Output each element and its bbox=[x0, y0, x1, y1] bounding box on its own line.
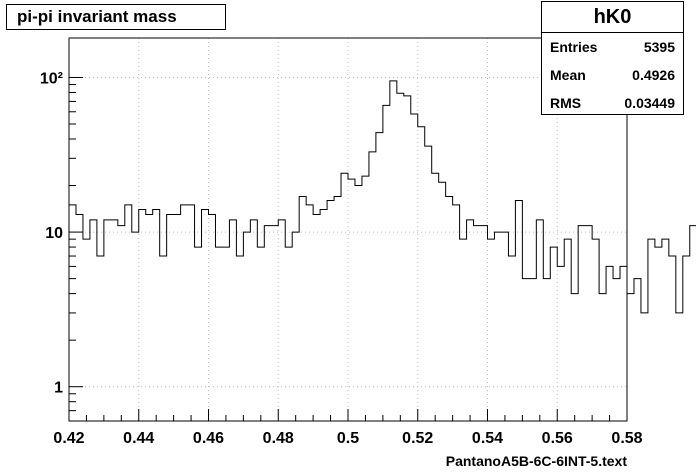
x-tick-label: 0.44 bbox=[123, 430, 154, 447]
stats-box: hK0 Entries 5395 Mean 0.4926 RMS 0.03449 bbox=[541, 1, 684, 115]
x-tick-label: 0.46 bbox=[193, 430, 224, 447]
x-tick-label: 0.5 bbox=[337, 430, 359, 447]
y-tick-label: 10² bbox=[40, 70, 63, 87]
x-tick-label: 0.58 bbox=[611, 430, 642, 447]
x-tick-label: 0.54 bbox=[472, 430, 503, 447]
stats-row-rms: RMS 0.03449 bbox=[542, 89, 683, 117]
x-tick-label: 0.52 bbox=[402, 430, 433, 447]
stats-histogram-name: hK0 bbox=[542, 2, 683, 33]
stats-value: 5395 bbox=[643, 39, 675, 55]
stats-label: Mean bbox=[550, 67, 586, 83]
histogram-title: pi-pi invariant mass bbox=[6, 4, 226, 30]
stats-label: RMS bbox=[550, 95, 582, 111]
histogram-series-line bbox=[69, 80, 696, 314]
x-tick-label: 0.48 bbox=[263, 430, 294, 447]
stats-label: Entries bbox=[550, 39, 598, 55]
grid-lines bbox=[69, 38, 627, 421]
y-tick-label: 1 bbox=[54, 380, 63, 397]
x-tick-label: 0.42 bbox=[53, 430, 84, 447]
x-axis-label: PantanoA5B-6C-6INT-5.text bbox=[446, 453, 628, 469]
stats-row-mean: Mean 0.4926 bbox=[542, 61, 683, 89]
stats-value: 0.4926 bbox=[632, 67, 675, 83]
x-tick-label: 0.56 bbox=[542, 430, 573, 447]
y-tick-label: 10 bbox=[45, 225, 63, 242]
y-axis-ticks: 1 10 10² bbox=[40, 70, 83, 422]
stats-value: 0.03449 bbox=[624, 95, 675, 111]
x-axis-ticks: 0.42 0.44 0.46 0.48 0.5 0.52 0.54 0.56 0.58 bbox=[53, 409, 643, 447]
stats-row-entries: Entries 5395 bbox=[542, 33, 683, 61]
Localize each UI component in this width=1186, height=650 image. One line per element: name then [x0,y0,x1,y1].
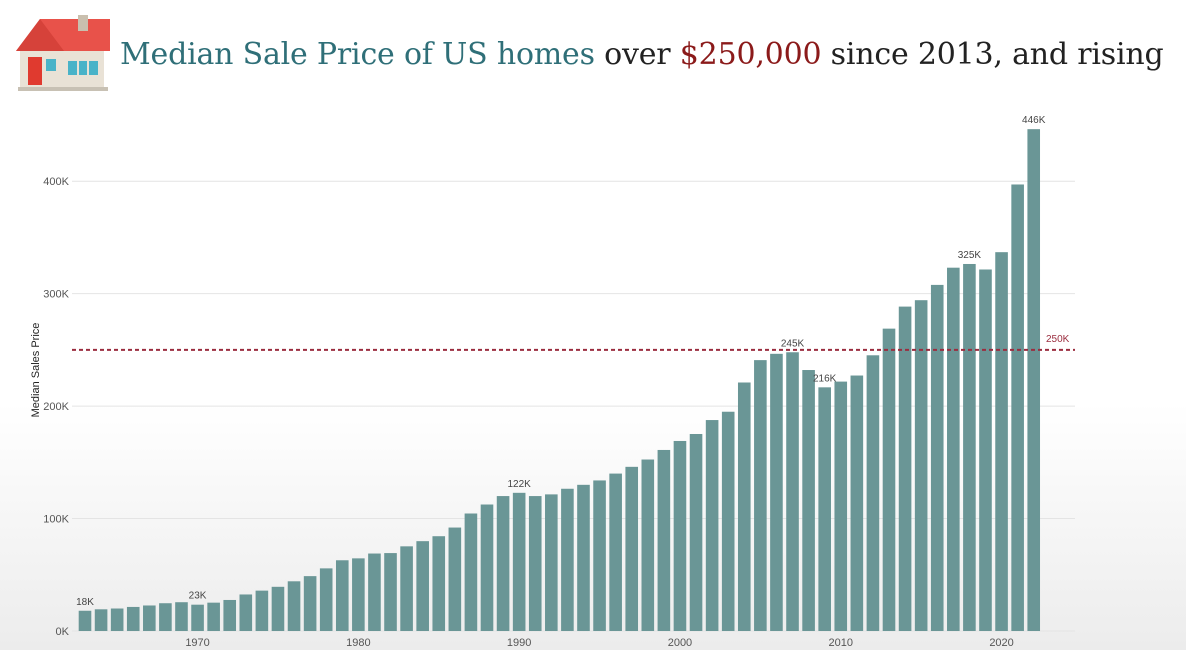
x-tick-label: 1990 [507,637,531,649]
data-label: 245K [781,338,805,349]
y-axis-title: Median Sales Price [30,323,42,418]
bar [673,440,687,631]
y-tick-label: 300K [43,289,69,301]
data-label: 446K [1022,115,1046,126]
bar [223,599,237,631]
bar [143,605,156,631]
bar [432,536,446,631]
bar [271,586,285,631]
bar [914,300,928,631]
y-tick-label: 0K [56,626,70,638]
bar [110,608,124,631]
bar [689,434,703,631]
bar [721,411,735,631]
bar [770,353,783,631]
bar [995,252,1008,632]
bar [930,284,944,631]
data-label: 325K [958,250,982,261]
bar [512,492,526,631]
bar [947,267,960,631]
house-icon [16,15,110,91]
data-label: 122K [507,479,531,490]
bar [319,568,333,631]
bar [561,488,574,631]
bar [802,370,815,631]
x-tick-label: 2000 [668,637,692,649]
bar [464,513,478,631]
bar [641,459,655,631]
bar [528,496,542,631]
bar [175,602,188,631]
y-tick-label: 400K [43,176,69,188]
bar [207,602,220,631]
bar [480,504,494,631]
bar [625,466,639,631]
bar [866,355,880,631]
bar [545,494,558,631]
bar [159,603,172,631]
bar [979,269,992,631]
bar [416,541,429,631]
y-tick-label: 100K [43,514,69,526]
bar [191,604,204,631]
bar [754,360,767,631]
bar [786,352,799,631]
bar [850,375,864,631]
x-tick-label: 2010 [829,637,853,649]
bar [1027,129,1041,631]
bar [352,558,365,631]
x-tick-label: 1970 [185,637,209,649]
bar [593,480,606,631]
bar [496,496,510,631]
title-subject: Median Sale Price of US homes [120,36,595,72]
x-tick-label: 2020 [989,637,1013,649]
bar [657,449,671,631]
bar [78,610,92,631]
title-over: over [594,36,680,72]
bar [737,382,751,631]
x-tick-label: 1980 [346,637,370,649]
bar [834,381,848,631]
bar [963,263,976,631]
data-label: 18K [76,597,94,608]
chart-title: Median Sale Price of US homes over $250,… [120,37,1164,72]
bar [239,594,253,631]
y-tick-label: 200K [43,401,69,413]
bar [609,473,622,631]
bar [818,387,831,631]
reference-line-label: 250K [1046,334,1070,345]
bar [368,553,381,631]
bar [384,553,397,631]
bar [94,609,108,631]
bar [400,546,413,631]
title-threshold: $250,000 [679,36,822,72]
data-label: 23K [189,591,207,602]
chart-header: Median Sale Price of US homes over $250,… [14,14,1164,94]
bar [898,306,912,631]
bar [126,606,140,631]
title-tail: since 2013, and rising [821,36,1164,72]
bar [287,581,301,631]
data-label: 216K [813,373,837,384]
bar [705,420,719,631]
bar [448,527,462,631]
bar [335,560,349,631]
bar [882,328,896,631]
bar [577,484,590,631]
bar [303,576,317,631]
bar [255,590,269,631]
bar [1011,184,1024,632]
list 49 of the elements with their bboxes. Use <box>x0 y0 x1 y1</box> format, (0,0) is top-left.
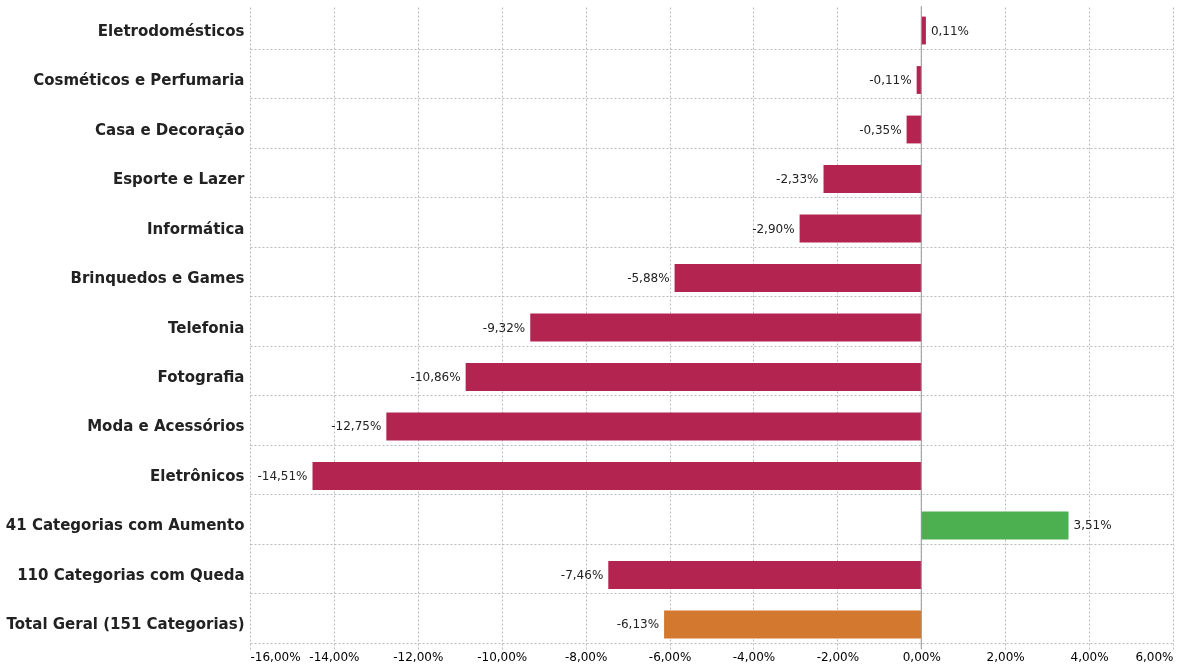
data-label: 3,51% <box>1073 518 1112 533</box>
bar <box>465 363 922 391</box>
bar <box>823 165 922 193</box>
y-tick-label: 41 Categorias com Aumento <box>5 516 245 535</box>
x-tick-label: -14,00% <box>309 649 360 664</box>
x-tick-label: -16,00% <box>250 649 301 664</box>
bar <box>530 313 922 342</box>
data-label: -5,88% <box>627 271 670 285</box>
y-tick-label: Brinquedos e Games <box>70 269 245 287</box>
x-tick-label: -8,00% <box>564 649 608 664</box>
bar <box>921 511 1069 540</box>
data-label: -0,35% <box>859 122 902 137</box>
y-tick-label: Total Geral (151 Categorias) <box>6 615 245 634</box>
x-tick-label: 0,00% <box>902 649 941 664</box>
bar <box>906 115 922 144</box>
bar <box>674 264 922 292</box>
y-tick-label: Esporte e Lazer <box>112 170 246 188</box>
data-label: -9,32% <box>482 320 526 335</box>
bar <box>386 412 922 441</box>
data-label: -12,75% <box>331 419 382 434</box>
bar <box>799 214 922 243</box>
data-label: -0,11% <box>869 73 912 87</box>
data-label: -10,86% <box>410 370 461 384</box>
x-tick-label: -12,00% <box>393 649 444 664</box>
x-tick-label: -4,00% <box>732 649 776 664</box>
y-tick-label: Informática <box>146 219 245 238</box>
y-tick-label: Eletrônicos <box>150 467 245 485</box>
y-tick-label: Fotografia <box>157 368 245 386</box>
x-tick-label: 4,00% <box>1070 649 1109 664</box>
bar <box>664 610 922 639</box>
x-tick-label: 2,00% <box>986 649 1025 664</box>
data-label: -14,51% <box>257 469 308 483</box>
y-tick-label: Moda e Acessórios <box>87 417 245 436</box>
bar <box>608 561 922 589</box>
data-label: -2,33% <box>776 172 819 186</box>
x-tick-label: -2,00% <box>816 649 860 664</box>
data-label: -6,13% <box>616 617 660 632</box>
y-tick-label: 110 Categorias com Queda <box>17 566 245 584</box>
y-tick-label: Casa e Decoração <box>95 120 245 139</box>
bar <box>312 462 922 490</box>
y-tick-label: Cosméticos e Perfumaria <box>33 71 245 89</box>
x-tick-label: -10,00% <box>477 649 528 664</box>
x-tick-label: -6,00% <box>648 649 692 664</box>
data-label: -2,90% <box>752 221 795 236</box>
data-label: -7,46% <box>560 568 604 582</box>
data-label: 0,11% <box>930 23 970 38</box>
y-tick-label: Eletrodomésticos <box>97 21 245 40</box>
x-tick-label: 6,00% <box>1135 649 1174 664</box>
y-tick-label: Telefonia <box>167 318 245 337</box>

____________________

**THE EXERCISE:**
Transcribe all of the rows above verbatim, omitting the pictures.

**OUTPUT BELOW:**
Output each element and its bbox=[x0, y0, x1, y1] bounding box on its own line.
x-tick-label: 0.44 bbox=[123, 430, 154, 447]
stats-box: hK0 Entries 5395 Mean 0.4926 RMS 0.03449 bbox=[541, 1, 684, 115]
x-tick-label: 0.46 bbox=[193, 430, 224, 447]
x-tick-label: 0.5 bbox=[337, 430, 359, 447]
y-tick-label: 10² bbox=[40, 70, 63, 87]
x-tick-label: 0.58 bbox=[611, 430, 642, 447]
x-tick-label: 0.54 bbox=[472, 430, 503, 447]
stats-row-rms: RMS 0.03449 bbox=[542, 89, 683, 117]
x-tick-label: 0.52 bbox=[402, 430, 433, 447]
stats-histogram-name: hK0 bbox=[542, 2, 683, 33]
stats-value: 5395 bbox=[643, 39, 675, 55]
stats-label: Mean bbox=[550, 67, 586, 83]
histogram-title: pi-pi invariant mass bbox=[6, 4, 226, 30]
stats-label: RMS bbox=[550, 95, 582, 111]
histogram-series-line bbox=[69, 80, 696, 314]
x-tick-label: 0.48 bbox=[263, 430, 294, 447]
stats-label: Entries bbox=[550, 39, 598, 55]
grid-lines bbox=[69, 38, 627, 421]
y-tick-label: 1 bbox=[54, 380, 63, 397]
x-tick-label: 0.42 bbox=[53, 430, 84, 447]
x-axis-label: PantanoA5B-6C-6INT-5.text bbox=[446, 453, 628, 469]
stats-row-mean: Mean 0.4926 bbox=[542, 61, 683, 89]
stats-value: 0.4926 bbox=[632, 67, 675, 83]
x-tick-label: 0.56 bbox=[542, 430, 573, 447]
y-tick-label: 10 bbox=[45, 225, 63, 242]
y-axis-ticks: 1 10 10² bbox=[40, 70, 83, 422]
stats-value: 0.03449 bbox=[624, 95, 675, 111]
x-axis-ticks: 0.42 0.44 0.46 0.48 0.5 0.52 0.54 0.56 0.58 bbox=[53, 409, 643, 447]
stats-row-entries: Entries 5395 bbox=[542, 33, 683, 61]
Localize each UI component in this width=1186, height=650 image. One line per element: name then [x0,y0,x1,y1].
x-tick-label: 1990 [507,637,531,649]
data-label: 245K [781,338,805,349]
y-axis-title: Median Sales Price [30,323,42,418]
bar [673,440,687,631]
y-tick-label: 300K [43,289,69,301]
data-label: 446K [1022,115,1046,126]
bar [223,599,237,631]
bar [143,605,156,631]
bar [432,536,446,631]
bar [271,586,285,631]
bar [914,300,928,631]
y-tick-label: 0K [56,626,70,638]
bar [110,608,124,631]
bar [689,434,703,631]
bar [721,411,735,631]
bar [770,353,783,631]
bar [995,252,1008,632]
bar [930,284,944,631]
data-label: 325K [958,250,982,261]
bar [512,492,526,631]
bar [947,267,960,631]
house-icon [16,15,110,91]
data-label: 122K [507,479,531,490]
bar [319,568,333,631]
bar [561,488,574,631]
bar [802,370,815,631]
x-tick-label: 2000 [668,637,692,649]
bar [464,513,478,631]
bar [641,459,655,631]
bar [528,496,542,631]
bar [175,602,188,631]
y-tick-label: 400K [43,176,69,188]
bar [207,602,220,631]
bar [480,504,494,631]
bar [625,466,639,631]
bar [866,355,880,631]
bar [545,494,558,631]
bar [159,603,172,631]
bar [979,269,992,631]
bar [416,541,429,631]
y-tick-label: 100K [43,514,69,526]
bar [191,604,204,631]
bar [754,360,767,631]
bar [786,352,799,631]
bar [850,375,864,631]
x-tick-label: 2010 [829,637,853,649]
bar [1027,129,1041,631]
bar [352,558,365,631]
x-tick-label: 1970 [185,637,209,649]
bar [593,480,606,631]
bar [496,496,510,631]
title-subject: Median Sale Price of US homes [120,36,595,72]
x-tick-label: 2020 [989,637,1013,649]
bar [657,449,671,631]
bar [78,610,92,631]
title-over: over [594,36,680,72]
bar [737,382,751,631]
x-tick-label: 1980 [346,637,370,649]
bar [834,381,848,631]
bar [963,263,976,631]
data-label: 18K [76,597,94,608]
chart-title: Median Sale Price of US homes over $250,… [120,37,1164,72]
bar [239,594,253,631]
y-tick-label: 200K [43,401,69,413]
bar [609,473,622,631]
bar [818,387,831,631]
reference-line-label: 250K [1046,334,1070,345]
bar [368,553,381,631]
bar [384,553,397,631]
bar [94,609,108,631]
bar [400,546,413,631]
title-threshold: $250,000 [679,36,822,72]
data-label: 23K [189,591,207,602]
chart-header: Median Sale Price of US homes over $250,… [14,14,1164,94]
bar [898,306,912,631]
bar [126,606,140,631]
title-tail: since 2013, and rising [821,36,1164,72]
bar [287,581,301,631]
data-label: 216K [813,373,837,384]
bar [705,420,719,631]
bar [448,527,462,631]
bar [335,560,349,631]
bar [882,328,896,631]
bar [577,484,590,631]
bar [303,576,317,631]
bar [255,590,269,631]
bar [1011,184,1024,632]
list 49 of the elements with their bboxes. Use <box>x0 y0 x1 y1</box> format, (0,0) is top-left.
data-label: 3,51% <box>1073 518 1112 533</box>
bar <box>465 363 922 391</box>
bar <box>823 165 922 193</box>
y-tick-label: 41 Categorias com Aumento <box>5 516 245 535</box>
x-tick-label: -14,00% <box>309 649 360 664</box>
x-tick-label: -16,00% <box>250 649 301 664</box>
bar <box>530 313 922 342</box>
data-label: -5,88% <box>627 271 670 285</box>
y-tick-label: Brinquedos e Games <box>70 269 245 287</box>
x-tick-label: -8,00% <box>564 649 608 664</box>
bar <box>921 511 1069 540</box>
data-label: -0,35% <box>859 122 902 137</box>
y-tick-label: Total Geral (151 Categorias) <box>6 615 245 634</box>
x-tick-label: 0,00% <box>902 649 941 664</box>
bar <box>906 115 922 144</box>
bar <box>674 264 922 292</box>
y-tick-label: Esporte e Lazer <box>112 170 246 188</box>
data-label: -9,32% <box>482 320 526 335</box>
bar <box>386 412 922 441</box>
data-label: -12,75% <box>331 419 382 434</box>
bar <box>799 214 922 243</box>
data-label: -0,11% <box>869 73 912 87</box>
data-label: -10,86% <box>410 370 461 384</box>
x-tick-label: -12,00% <box>393 649 444 664</box>
x-tick-label: -4,00% <box>732 649 776 664</box>
y-tick-label: Informática <box>146 219 245 238</box>
y-tick-label: Eletrônicos <box>150 467 245 485</box>
y-tick-label: Fotografia <box>157 368 245 386</box>
x-tick-label: 4,00% <box>1070 649 1109 664</box>
bar <box>664 610 922 639</box>
x-tick-label: 2,00% <box>986 649 1025 664</box>
data-label: -14,51% <box>257 469 308 483</box>
y-tick-label: Moda e Acessórios <box>87 417 245 436</box>
bar <box>608 561 922 589</box>
data-label: -2,33% <box>776 172 819 186</box>
x-tick-label: -2,00% <box>816 649 860 664</box>
data-label: -6,13% <box>616 617 660 632</box>
y-tick-label: 110 Categorias com Queda <box>17 566 245 584</box>
y-tick-label: Casa e Decoração <box>95 120 245 139</box>
bar <box>312 462 922 490</box>
y-tick-label: Cosméticos e Perfumaria <box>33 71 245 89</box>
x-tick-label: -10,00% <box>477 649 528 664</box>
x-tick-label: -6,00% <box>648 649 692 664</box>
data-label: -2,90% <box>752 221 795 236</box>
data-label: -7,46% <box>560 568 604 582</box>
data-label: 0,11% <box>930 23 970 38</box>
y-tick-label: Eletrodomésticos <box>97 21 245 40</box>
x-tick-label: 6,00% <box>1135 649 1174 664</box>
y-tick-label: Telefonia <box>167 318 245 337</box>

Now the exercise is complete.